**Task to carry out:** Pull each line holding the word "location" from the data.
********
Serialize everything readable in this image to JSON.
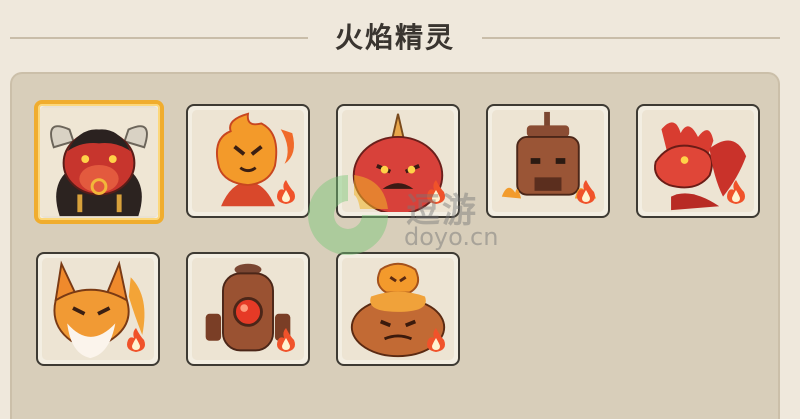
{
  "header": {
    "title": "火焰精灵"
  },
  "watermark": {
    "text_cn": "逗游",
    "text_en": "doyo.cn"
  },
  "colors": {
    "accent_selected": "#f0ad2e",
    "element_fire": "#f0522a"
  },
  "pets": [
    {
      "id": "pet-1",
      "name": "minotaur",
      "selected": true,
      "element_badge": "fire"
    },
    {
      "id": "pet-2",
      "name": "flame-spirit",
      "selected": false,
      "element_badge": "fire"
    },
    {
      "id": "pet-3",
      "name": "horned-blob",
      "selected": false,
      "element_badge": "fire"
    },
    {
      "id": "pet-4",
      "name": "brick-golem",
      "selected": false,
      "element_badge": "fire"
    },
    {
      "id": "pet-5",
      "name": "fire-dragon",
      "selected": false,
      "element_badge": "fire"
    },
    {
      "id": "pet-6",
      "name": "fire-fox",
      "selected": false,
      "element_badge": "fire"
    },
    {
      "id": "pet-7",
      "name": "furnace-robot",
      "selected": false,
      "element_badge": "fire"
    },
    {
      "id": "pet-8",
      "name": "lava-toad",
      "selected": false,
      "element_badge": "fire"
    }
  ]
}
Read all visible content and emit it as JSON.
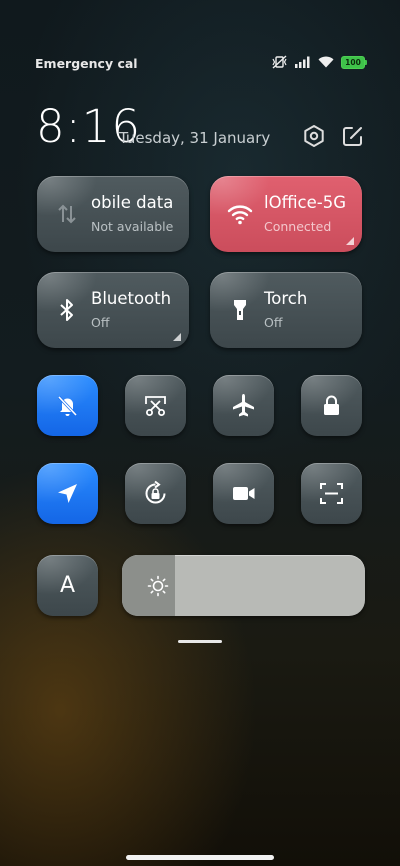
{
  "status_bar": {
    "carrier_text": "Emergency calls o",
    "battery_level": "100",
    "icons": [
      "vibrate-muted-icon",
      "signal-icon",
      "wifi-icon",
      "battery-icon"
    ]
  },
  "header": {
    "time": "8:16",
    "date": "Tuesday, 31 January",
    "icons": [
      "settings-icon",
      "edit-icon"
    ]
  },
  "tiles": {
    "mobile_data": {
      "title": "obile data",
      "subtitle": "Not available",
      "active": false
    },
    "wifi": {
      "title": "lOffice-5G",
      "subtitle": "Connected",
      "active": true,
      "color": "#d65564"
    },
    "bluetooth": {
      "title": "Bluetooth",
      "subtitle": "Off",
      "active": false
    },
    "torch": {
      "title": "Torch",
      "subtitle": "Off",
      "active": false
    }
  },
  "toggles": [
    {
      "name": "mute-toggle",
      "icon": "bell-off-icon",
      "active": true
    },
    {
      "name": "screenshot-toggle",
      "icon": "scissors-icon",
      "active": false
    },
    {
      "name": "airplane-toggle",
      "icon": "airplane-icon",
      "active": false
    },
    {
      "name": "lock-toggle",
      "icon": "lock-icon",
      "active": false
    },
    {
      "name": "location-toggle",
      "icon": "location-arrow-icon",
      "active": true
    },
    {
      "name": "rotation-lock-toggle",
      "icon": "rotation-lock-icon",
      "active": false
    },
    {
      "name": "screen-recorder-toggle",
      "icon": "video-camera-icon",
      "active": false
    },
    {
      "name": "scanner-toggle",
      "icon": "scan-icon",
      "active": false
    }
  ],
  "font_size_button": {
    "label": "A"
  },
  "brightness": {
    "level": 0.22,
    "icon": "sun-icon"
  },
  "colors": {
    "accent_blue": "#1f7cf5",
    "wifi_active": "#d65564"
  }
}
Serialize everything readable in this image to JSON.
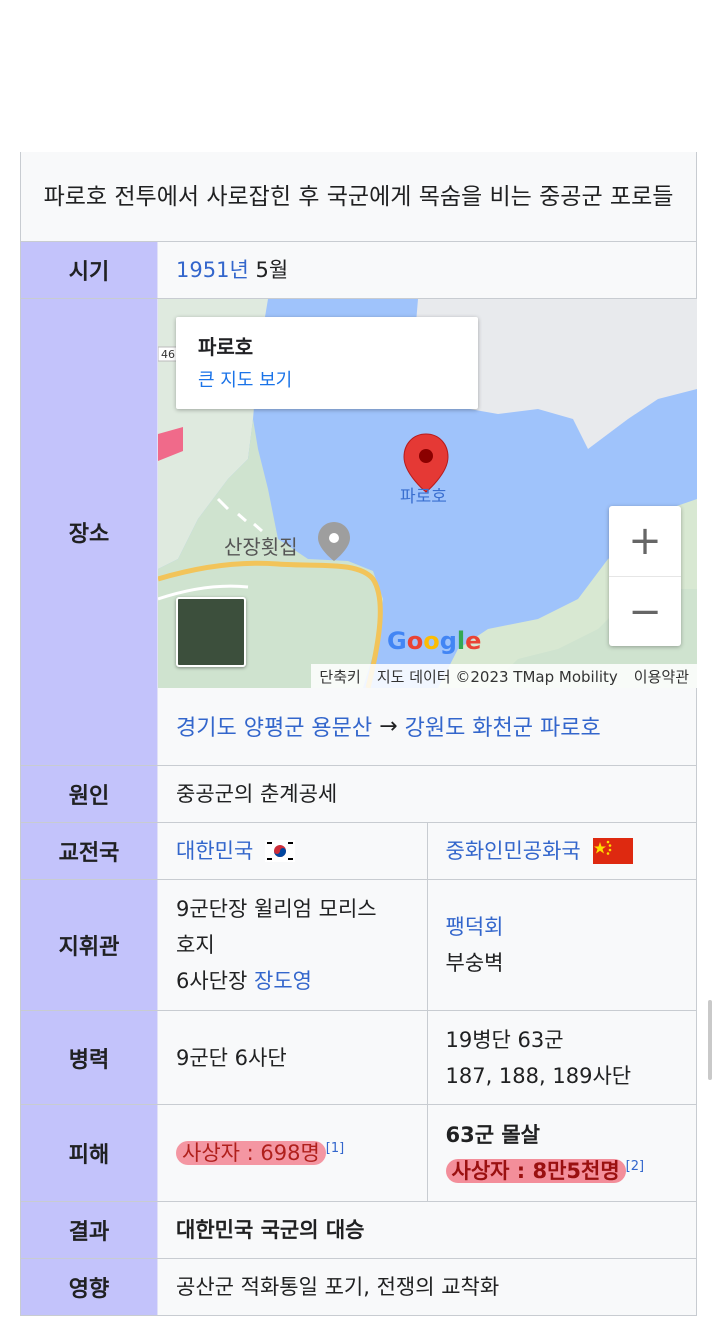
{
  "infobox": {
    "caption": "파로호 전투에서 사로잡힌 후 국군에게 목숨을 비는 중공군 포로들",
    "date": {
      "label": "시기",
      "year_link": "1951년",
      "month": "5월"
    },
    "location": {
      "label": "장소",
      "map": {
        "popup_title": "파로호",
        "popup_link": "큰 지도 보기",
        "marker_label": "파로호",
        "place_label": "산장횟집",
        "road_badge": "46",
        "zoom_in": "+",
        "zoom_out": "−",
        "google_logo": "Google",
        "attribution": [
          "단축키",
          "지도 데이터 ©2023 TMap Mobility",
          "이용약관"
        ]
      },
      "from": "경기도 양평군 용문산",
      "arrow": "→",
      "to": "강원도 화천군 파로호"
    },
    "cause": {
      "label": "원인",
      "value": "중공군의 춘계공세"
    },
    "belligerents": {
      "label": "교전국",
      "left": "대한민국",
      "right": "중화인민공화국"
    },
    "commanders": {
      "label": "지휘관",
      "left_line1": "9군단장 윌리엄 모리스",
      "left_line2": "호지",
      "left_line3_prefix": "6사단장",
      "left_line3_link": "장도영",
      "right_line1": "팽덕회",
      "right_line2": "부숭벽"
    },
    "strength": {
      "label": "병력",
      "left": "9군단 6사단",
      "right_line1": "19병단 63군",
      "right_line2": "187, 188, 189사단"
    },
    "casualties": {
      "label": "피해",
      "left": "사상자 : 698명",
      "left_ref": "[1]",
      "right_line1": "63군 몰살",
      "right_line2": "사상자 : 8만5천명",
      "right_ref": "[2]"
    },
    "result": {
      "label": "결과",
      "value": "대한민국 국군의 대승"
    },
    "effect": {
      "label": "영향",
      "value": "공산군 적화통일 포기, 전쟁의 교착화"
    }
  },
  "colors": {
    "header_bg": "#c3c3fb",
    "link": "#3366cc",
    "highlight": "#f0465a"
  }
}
********
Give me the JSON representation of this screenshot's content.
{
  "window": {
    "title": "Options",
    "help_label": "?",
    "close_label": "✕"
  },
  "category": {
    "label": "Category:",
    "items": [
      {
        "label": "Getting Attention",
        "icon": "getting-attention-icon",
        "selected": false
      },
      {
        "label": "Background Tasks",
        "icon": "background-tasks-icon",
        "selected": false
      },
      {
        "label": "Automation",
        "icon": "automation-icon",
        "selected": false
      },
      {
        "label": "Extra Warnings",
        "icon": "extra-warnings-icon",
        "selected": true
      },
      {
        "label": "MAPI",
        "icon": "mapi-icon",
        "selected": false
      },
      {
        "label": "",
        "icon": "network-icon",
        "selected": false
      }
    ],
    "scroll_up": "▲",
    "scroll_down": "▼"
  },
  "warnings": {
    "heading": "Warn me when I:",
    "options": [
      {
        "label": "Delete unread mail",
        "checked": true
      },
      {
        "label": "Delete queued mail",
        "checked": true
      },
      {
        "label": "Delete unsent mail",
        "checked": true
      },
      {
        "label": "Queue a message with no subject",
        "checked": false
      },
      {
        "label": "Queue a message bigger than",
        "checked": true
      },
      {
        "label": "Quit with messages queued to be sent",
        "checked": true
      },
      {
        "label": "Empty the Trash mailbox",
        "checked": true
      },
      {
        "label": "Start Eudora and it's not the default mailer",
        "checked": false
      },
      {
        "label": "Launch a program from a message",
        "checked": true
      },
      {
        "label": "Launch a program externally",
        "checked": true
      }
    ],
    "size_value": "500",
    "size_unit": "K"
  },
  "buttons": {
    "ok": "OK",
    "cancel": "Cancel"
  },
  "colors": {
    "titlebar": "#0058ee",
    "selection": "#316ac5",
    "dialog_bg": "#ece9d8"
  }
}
********
**Full response:**
      "name": "location-toggle",
      "icon": "location-arrow-icon",
    "location": {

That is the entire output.